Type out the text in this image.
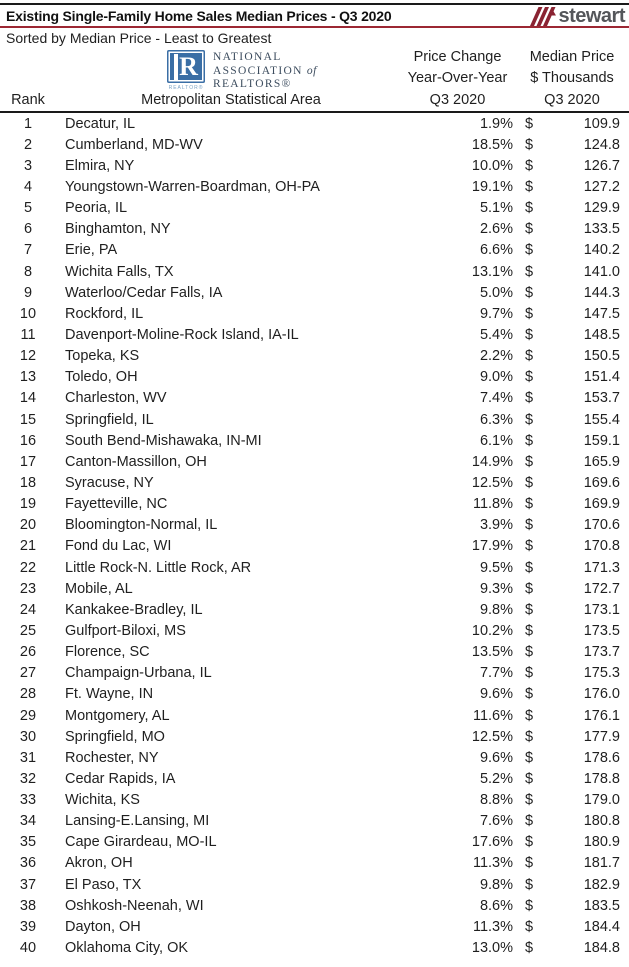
Existing Single-Family Home Sales Median Prices - Q3 2020	stewart
Sorted by Median Price - Least to Greatest
R
REALTOR®
NATIONAL
ASSOCIATION of
REALTORS®
Price Change
Year-Over-Year
Q3 2020
Median Price
$ Thousands
Q3 2020
Rank	Metropolitan Statistical Area
1	Decatur, IL	1.9% $	109.9
2	Cumberland, MD-WV	18.5% $	124.8
3	Elmira, NY	10.0% $	126.7
4	Youngstown-Warren-Boardman, OH-PA	19.1% $	127.2
5	Peoria, IL	5.1% $	129.9
6	Binghamton, NY	2.6% $	133.5
7	Erie, PA	6.6% $	140.2
8	Wichita Falls, TX	13.1% $	141.0
9	Waterloo/Cedar Falls, IA	5.0% $	144.3
10	Rockford, IL	9.7% $	147.5
11	Davenport-Moline-Rock Island, IA-IL	5.4% $	148.5
12	Topeka, KS	2.2% $	150.5
13	Toledo, OH	9.0% $	151.4
14	Charleston, WV	7.4% $	153.7
15	Springfield, IL	6.3% $	155.4
16	South Bend-Mishawaka, IN-MI	6.1% $	159.1
17	Canton-Massillon, OH	14.9% $	165.9
18	Syracuse, NY	12.5% $	169.6
19	Fayetteville, NC	11.8% $	169.9
20	Bloomington-Normal, IL	3.9% $	170.6
21	Fond du Lac, WI	17.9% $	170.8
22	Little Rock-N. Little Rock, AR	9.5% $	171.3
23	Mobile, AL	9.3% $	172.7
24	Kankakee-Bradley, IL	9.8% $	173.1
25	Gulfport-Biloxi, MS	10.2% $	173.5
26	Florence, SC	13.5% $	173.7
27	Champaign-Urbana, IL	7.7% $	175.3
28	Ft. Wayne, IN	9.6% $	176.0
29	Montgomery, AL	11.6% $	176.1
30	Springfield, MO	12.5% $	177.9
31	Rochester, NY	9.6% $	178.6
32	Cedar Rapids, IA	5.2% $	178.8
33	Wichita, KS	8.8% $	179.0
34	Lansing-E.Lansing, MI	7.6% $	180.8
35	Cape Girardeau, MO-IL	17.6% $	180.9
36	Akron, OH	11.3% $	181.7
37	El Paso, TX	9.8% $	182.9
38	Oshkosh-Neenah, WI	8.6% $	183.5
39	Dayton, OH	11.3% $	184.4
40	Oklahoma City, OK	13.0% $	184.8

## Set task
Repeat the full listing above exactly, with no pictures in the copy.

## Answer to this task
Type out the text in this image.
Existing Single-Family Home Sales Median Prices - Q3 2020	stewart
Sorted by Median Price - Least to Greatest
R
REALTOR®
NATIONAL
ASSOCIATION of
REALTORS®
Price Change
Year-Over-Year
Q3 2020
Median Price
$ Thousands
Q3 2020
Rank	Metropolitan Statistical Area
1	Decatur, IL	1.9% $	109.9
2	Cumberland, MD-WV	18.5% $	124.8
3	Elmira, NY	10.0% $	126.7
4	Youngstown-Warren-Boardman, OH-PA	19.1% $	127.2
5	Peoria, IL	5.1% $	129.9
6	Binghamton, NY	2.6% $	133.5
7	Erie, PA	6.6% $	140.2
8	Wichita Falls, TX	13.1% $	141.0
9	Waterloo/Cedar Falls, IA	5.0% $	144.3
10	Rockford, IL	9.7% $	147.5
11	Davenport-Moline-Rock Island, IA-IL	5.4% $	148.5
12	Topeka, KS	2.2% $	150.5
13	Toledo, OH	9.0% $	151.4
14	Charleston, WV	7.4% $	153.7
15	Springfield, IL	6.3% $	155.4
16	South Bend-Mishawaka, IN-MI	6.1% $	159.1
17	Canton-Massillon, OH	14.9% $	165.9
18	Syracuse, NY	12.5% $	169.6
19	Fayetteville, NC	11.8% $	169.9
20	Bloomington-Normal, IL	3.9% $	170.6
21	Fond du Lac, WI	17.9% $	170.8
22	Little Rock-N. Little Rock, AR	9.5% $	171.3
23	Mobile, AL	9.3% $	172.7
24	Kankakee-Bradley, IL	9.8% $	173.1
25	Gulfport-Biloxi, MS	10.2% $	173.5
26	Florence, SC	13.5% $	173.7
27	Champaign-Urbana, IL	7.7% $	175.3
28	Ft. Wayne, IN	9.6% $	176.0
29	Montgomery, AL	11.6% $	176.1
30	Springfield, MO	12.5% $	177.9
31	Rochester, NY	9.6% $	178.6
32	Cedar Rapids, IA	5.2% $	178.8
33	Wichita, KS	8.8% $	179.0
34	Lansing-E.Lansing, MI	7.6% $	180.8
35	Cape Girardeau, MO-IL	17.6% $	180.9
36	Akron, OH	11.3% $	181.7
37	El Paso, TX	9.8% $	182.9
38	Oshkosh-Neenah, WI	8.6% $	183.5
39	Dayton, OH	11.3% $	184.4
40	Oklahoma City, OK	13.0% $	184.8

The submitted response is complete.